§ Stated goal
Reproduce all entries verbatim, with nothing added or dropped.

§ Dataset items
◇ ◇ ◇ ◇ ◇

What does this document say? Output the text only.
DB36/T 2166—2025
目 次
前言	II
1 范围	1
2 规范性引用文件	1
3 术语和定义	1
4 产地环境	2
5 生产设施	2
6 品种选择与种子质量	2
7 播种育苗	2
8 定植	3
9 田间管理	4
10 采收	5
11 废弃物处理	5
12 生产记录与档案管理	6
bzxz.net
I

◇ ◇ ◇ ◇ ◇

§ Full output
What does this document say? Output the text only.
DB36/T 2166—2025
目 次
前言	II
1 范围	1
2 规范性引用文件	1
3 术语和定义	1
4 产地环境	2
5 生产设施	2
6 品种选择与种子质量	2
7 播种育苗	2
8 定植	3
9 田间管理	4
10 采收	5
11 废弃物处理	5
12 生产记录与档案管理	6
bzxz.net
I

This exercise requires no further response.